PROVIDED DATA -
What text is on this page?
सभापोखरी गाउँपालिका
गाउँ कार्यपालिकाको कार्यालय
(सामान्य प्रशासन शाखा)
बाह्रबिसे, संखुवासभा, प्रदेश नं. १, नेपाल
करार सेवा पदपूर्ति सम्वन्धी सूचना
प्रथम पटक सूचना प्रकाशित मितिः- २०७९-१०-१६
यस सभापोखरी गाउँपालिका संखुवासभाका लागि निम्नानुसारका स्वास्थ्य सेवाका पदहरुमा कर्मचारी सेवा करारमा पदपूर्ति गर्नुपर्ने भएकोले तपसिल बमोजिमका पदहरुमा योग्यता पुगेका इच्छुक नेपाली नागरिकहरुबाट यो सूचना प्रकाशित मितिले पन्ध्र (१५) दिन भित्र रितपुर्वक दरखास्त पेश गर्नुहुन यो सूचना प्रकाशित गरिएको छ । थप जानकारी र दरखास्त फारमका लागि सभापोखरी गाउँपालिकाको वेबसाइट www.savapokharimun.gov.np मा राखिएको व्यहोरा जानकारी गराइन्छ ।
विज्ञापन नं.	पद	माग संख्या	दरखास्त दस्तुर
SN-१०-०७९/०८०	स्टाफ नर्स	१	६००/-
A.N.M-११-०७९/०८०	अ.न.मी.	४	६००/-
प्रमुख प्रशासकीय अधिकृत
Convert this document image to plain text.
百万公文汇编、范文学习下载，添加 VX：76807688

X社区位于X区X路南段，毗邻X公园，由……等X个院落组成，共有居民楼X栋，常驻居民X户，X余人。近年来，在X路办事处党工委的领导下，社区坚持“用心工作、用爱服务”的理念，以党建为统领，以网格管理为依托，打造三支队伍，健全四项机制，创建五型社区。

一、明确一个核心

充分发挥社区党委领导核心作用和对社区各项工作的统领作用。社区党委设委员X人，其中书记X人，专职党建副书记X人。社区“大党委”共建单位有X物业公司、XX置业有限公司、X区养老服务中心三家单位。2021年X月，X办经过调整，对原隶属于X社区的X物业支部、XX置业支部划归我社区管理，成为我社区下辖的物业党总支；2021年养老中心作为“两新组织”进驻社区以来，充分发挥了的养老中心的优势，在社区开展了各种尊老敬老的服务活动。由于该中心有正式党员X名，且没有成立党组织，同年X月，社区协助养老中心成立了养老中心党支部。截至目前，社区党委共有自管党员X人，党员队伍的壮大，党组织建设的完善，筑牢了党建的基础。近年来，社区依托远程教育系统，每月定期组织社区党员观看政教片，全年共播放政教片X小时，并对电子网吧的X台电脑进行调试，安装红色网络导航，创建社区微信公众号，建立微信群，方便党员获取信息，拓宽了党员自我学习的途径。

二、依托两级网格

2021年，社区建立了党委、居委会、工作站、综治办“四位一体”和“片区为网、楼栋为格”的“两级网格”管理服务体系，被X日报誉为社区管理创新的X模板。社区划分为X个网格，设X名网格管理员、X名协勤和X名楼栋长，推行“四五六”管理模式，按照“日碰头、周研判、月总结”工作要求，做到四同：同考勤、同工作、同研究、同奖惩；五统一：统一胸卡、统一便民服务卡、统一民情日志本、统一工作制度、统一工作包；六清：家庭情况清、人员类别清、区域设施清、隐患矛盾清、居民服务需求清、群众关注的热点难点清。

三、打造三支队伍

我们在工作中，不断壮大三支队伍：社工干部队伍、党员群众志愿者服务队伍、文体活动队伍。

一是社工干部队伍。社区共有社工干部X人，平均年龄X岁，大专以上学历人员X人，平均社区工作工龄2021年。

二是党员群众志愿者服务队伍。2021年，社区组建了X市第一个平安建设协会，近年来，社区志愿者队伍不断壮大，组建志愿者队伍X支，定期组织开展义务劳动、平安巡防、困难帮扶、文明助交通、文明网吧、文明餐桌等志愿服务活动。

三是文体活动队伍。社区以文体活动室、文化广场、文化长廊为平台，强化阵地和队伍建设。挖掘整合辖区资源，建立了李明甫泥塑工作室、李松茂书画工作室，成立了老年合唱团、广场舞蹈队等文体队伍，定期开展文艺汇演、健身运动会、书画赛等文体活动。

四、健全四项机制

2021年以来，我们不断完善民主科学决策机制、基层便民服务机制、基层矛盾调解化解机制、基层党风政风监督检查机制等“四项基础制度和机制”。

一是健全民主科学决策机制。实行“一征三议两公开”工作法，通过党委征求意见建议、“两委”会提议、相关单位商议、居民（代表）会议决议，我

DIRECTIVE - Repeat the material from above exactly, word for word.

OUTPUT BELOW -
What text is on this page?
सभापोखरी गाउँपालिका
गाउँ कार्यपालिकाको कार्यालय
(सामान्य प्रशासन शाखा)
बाह्रबिसे, संखुवासभा, प्रदेश नं. १, नेपाल
करार सेवा पदपूर्ति सम्वन्धी सूचना
प्रथम पटक सूचना प्रकाशित मितिः- २०७९-१०-१६
यस सभापोखरी गाउँपालिका संखुवासभाका लागि निम्नानुसारका स्वास्थ्य सेवाका पदहरुमा कर्मचारी सेवा करारमा पदपूर्ति गर्नुपर्ने भएकोले तपसिल बमोजिमका पदहरुमा योग्यता पुगेका इच्छुक नेपाली नागरिकहरुबाट यो सूचना प्रकाशित मितिले पन्ध्र (१५) दिन भित्र रितपुर्वक दरखास्त पेश गर्नुहुन यो सूचना प्रकाशित गरिएको छ । थप जानकारी र दरखास्त फारमका लागि सभापोखरी गाउँपालिकाको वेबसाइट www.savapokharimun.gov.np मा राखिएको व्यहोरा जानकारी गराइन्छ ।
विज्ञापन नं.	पद	माग संख्या	दरखास्त दस्तुर
SN-१०-०७९/०८०	स्टाफ नर्स	१	६००/-
A.N.M-११-०७९/०८०	अ.न.मी.	४	६००/-
प्रमुख प्रशासकीय अधिकृत
Convert this document image to plain text.
百万公文汇编、范文学习下载，添加 VX：76807688

X社区位于X区X路南段，毗邻X公园，由……等X个院落组成，共有居民楼X栋，常驻居民X户，X余人。近年来，在X路办事处党工委的领导下，社区坚持“用心工作、用爱服务”的理念，以党建为统领，以网格管理为依托，打造三支队伍，健全四项机制，创建五型社区。

一、明确一个核心

充分发挥社区党委领导核心作用和对社区各项工作的统领作用。社区党委设委员X人，其中书记X人，专职党建副书记X人。社区“大党委”共建单位有X物业公司、XX置业有限公司、X区养老服务中心三家单位。2021年X月，X办经过调整，对原隶属于X社区的X物业支部、XX置业支部划归我社区管理，成为我社区下辖的物业党总支；2021年养老中心作为“两新组织”进驻社区以来，充分发挥了的养老中心的优势，在社区开展了各种尊老敬老的服务活动。由于该中心有正式党员X名，且没有成立党组织，同年X月，社区协助养老中心成立了养老中心党支部。截至目前，社区党委共有自管党员X人，党员队伍的壮大，党组织建设的完善，筑牢了党建的基础。近年来，社区依托远程教育系统，每月定期组织社区党员观看政教片，全年共播放政教片X小时，并对电子网吧的X台电脑进行调试，安装红色网络导航，创建社区微信公众号，建立微信群，方便党员获取信息，拓宽了党员自我学习的途径。

二、依托两级网格

2021年，社区建立了党委、居委会、工作站、综治办“四位一体”和“片区为网、楼栋为格”的“两级网格”管理服务体系，被X日报誉为社区管理创新的X模板。社区划分为X个网格，设X名网格管理员、X名协勤和X名楼栋长，推行“四五六”管理模式，按照“日碰头、周研判、月总结”工作要求，做到四同：同考勤、同工作、同研究、同奖惩；五统一：统一胸卡、统一便民服务卡、统一民情日志本、统一工作制度、统一工作包；六清：家庭情况清、人员类别清、区域设施清、隐患矛盾清、居民服务需求清、群众关注的热点难点清。

三、打造三支队伍

我们在工作中，不断壮大三支队伍：社工干部队伍、党员群众志愿者服务队伍、文体活动队伍。

一是社工干部队伍。社区共有社工干部X人，平均年龄X岁，大专以上学历人员X人，平均社区工作工龄2021年。

二是党员群众志愿者服务队伍。2021年，社区组建了X市第一个平安建设协会，近年来，社区志愿者队伍不断壮大，组建志愿者队伍X支，定期组织开展义务劳动、平安巡防、困难帮扶、文明助交通、文明网吧、文明餐桌等志愿服务活动。

三是文体活动队伍。社区以文体活动室、文化广场、文化长廊为平台，强化阵地和队伍建设。挖掘整合辖区资源，建立了李明甫泥塑工作室、李松茂书画工作室，成立了老年合唱团、广场舞蹈队等文体队伍，定期开展文艺汇演、健身运动会、书画赛等文体活动。

四、健全四项机制

2021年以来，我们不断完善民主科学决策机制、基层便民服务机制、基层矛盾调解化解机制、基层党风政风监督检查机制等“四项基础制度和机制”。

一是健全民主科学决策机制。实行“一征三议两公开”工作法，通过党委征求意见建议、“两委”会提议、相关单位商议、居民（代表）会议决议，我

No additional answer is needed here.